» **Aim of the task**
Take every line that has the string "补贴年限" and copy it out.

Extracted data entries:
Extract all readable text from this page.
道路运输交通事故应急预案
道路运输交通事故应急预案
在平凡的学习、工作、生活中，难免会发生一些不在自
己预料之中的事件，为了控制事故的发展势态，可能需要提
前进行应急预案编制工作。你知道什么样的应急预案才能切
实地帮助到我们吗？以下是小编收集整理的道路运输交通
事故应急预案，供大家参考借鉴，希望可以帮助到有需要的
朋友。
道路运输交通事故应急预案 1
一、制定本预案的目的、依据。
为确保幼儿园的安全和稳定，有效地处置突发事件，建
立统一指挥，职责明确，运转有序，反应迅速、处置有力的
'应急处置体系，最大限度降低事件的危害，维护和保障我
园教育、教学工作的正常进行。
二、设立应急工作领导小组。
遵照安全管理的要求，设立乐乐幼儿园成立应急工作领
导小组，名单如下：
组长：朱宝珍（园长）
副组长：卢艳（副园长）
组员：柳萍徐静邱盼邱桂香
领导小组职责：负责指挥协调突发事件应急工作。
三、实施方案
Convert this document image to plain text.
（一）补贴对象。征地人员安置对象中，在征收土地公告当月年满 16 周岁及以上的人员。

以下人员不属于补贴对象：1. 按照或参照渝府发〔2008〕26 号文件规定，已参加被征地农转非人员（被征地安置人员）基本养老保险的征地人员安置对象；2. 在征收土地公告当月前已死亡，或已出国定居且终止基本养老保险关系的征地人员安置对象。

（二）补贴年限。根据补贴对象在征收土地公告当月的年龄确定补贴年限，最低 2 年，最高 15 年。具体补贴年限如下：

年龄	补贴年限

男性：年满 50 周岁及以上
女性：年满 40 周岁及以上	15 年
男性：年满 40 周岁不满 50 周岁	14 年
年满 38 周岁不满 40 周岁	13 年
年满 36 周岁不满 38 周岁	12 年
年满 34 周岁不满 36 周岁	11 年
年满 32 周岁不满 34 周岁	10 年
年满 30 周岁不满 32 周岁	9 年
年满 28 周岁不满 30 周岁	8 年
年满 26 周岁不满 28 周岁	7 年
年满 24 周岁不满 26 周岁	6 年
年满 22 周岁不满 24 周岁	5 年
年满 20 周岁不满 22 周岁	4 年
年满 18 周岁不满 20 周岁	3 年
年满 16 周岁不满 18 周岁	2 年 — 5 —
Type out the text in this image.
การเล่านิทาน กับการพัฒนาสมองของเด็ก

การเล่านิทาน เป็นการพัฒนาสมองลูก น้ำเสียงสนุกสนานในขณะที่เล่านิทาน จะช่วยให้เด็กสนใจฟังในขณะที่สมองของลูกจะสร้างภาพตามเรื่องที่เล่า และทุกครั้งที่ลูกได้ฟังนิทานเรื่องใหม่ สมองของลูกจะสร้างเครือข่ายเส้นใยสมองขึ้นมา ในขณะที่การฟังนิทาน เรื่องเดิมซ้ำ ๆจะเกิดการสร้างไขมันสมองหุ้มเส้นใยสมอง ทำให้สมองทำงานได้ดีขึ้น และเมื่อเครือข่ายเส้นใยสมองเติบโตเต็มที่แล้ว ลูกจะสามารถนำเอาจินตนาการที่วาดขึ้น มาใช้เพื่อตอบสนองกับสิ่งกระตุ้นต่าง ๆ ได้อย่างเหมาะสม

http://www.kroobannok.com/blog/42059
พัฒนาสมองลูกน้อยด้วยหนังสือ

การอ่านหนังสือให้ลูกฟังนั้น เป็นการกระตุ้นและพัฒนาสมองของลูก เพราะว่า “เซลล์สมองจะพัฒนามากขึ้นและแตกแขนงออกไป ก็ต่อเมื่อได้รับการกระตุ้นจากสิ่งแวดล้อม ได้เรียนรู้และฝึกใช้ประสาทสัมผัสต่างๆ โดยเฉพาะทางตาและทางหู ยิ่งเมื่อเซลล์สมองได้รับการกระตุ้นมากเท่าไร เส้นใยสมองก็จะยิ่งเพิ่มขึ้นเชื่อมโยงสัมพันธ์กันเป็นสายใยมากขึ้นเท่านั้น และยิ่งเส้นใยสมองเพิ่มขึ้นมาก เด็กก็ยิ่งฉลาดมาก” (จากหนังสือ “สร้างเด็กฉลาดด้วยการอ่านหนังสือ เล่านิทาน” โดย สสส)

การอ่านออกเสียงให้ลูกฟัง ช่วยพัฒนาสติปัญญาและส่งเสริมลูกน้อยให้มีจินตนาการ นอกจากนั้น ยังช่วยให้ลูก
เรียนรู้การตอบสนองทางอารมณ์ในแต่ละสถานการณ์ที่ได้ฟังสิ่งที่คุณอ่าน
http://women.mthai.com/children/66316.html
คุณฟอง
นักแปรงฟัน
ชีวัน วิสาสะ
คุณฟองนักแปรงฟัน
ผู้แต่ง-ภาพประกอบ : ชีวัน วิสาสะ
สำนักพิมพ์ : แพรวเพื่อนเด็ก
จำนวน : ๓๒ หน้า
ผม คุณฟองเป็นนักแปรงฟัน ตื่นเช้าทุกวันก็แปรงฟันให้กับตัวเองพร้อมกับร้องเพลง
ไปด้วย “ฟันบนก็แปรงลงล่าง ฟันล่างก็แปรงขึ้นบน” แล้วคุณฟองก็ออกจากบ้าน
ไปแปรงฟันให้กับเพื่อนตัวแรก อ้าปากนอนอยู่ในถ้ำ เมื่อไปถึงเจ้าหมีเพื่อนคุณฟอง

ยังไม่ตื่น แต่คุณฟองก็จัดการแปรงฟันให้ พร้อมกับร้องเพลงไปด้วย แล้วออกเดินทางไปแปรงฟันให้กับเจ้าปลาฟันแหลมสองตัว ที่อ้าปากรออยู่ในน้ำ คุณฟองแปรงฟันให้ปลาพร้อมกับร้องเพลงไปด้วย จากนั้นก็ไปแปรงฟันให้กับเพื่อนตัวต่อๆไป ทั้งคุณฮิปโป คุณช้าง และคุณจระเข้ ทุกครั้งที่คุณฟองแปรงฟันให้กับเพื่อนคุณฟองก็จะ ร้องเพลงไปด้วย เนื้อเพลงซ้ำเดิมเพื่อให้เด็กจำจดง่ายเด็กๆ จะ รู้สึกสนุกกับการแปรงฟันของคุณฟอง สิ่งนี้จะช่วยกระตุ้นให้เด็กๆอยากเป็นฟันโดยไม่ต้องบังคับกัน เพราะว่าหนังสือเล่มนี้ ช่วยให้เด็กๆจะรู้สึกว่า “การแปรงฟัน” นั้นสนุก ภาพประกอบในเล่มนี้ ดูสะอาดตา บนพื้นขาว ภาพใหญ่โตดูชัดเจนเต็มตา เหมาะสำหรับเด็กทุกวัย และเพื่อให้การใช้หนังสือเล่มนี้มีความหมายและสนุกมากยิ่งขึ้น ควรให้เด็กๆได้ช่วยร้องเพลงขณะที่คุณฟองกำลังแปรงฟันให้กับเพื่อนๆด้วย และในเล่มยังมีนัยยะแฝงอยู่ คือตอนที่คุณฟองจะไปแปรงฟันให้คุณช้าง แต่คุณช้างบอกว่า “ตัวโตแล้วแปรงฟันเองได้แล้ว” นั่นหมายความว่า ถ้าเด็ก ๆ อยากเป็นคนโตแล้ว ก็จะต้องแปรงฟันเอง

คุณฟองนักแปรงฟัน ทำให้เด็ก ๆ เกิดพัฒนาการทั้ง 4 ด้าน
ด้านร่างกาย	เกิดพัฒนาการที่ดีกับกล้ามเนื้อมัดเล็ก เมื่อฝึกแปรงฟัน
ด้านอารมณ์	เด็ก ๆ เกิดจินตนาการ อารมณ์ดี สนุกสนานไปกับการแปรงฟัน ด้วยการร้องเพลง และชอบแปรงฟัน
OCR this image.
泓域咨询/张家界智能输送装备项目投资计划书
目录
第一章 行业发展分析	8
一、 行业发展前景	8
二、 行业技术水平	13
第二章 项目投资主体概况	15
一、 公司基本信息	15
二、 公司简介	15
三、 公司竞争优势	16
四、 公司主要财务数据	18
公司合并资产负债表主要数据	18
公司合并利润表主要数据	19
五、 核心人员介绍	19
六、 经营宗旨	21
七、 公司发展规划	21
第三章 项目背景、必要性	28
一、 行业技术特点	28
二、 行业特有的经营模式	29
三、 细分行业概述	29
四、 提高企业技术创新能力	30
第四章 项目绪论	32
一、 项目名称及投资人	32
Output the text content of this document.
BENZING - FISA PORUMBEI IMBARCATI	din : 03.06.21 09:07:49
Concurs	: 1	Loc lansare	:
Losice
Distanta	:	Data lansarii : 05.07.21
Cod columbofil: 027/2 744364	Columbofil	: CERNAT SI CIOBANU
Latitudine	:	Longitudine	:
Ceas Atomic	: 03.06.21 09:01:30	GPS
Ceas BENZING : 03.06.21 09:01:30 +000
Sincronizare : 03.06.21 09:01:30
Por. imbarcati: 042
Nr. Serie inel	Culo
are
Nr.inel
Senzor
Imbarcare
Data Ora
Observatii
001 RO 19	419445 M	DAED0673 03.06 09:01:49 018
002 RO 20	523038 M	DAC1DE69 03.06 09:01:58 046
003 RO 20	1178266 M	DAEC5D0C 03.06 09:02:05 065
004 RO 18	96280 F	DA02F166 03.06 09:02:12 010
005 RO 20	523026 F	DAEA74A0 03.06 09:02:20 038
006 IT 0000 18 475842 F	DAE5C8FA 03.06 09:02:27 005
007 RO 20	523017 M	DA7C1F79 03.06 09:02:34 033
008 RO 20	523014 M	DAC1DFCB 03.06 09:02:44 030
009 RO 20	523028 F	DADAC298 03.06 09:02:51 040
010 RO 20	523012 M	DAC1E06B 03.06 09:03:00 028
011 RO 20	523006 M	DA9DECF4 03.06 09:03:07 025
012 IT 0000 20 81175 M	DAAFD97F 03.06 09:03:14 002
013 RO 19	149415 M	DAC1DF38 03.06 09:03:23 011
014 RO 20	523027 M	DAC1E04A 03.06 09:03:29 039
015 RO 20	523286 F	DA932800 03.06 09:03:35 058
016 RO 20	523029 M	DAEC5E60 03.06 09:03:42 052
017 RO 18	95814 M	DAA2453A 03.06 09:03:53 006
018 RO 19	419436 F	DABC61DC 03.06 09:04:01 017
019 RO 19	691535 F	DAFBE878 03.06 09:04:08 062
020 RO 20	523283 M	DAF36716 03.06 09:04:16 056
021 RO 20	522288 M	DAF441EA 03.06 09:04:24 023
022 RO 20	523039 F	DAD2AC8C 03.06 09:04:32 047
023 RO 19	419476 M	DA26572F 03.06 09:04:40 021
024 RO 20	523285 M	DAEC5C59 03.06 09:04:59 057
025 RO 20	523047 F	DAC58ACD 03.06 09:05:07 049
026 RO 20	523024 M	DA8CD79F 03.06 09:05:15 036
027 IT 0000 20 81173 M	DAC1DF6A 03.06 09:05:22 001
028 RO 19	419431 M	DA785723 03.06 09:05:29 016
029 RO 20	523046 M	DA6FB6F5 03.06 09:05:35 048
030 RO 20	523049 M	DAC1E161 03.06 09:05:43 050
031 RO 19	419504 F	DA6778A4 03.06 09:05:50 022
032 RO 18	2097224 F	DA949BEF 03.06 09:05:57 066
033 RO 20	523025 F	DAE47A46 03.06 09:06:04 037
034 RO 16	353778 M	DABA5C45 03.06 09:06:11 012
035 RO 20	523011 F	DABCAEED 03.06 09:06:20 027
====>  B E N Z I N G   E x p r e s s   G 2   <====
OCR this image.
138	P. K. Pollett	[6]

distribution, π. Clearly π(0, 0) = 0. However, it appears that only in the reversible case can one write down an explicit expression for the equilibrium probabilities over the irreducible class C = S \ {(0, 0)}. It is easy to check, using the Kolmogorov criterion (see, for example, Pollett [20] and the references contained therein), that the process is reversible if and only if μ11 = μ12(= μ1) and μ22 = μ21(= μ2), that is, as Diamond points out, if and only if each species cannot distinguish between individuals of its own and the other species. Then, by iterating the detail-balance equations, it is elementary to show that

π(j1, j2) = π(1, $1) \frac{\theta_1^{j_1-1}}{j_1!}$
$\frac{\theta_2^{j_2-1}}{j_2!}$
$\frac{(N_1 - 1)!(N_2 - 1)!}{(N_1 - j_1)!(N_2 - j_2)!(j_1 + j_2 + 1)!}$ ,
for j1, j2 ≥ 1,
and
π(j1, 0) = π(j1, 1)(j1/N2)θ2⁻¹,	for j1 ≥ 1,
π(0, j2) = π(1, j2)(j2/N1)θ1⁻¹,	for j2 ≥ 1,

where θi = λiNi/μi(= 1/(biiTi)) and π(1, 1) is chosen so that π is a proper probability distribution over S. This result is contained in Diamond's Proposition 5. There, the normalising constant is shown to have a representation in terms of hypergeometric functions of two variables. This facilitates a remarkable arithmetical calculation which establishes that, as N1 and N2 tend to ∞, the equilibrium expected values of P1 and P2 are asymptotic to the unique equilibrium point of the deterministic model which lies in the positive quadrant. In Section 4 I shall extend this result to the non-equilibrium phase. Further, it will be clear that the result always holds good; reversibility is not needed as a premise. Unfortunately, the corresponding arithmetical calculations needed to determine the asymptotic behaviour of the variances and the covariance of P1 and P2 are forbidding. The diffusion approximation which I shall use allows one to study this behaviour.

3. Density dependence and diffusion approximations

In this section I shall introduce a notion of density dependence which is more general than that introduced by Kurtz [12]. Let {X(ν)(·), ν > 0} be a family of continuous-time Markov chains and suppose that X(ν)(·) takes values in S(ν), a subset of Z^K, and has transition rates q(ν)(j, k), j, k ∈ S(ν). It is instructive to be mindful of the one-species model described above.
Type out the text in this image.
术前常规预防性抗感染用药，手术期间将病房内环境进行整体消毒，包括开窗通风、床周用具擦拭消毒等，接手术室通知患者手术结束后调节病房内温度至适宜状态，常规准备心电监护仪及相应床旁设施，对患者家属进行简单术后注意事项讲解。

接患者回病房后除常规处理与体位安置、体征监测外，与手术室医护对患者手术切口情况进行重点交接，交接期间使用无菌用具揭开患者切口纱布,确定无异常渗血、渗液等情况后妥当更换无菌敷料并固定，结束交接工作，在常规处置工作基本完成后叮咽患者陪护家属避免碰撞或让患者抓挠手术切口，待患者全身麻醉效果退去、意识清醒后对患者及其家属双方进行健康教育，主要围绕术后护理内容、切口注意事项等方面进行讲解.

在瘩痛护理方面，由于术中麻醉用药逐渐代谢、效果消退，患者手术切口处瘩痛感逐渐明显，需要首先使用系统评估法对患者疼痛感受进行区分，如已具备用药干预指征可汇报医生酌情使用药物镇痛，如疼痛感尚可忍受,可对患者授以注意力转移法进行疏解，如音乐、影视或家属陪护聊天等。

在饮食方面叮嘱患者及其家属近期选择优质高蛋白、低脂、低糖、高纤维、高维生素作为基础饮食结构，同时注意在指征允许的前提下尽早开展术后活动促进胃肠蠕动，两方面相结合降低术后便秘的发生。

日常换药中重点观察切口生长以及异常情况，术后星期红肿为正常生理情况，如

» **Written reply**
（二）补贴年限。根据补贴对象在征收土地公告当月的年龄确定补贴年限，最低 2 年，最高 15 年。具体补贴年限如下：
年龄	补贴年限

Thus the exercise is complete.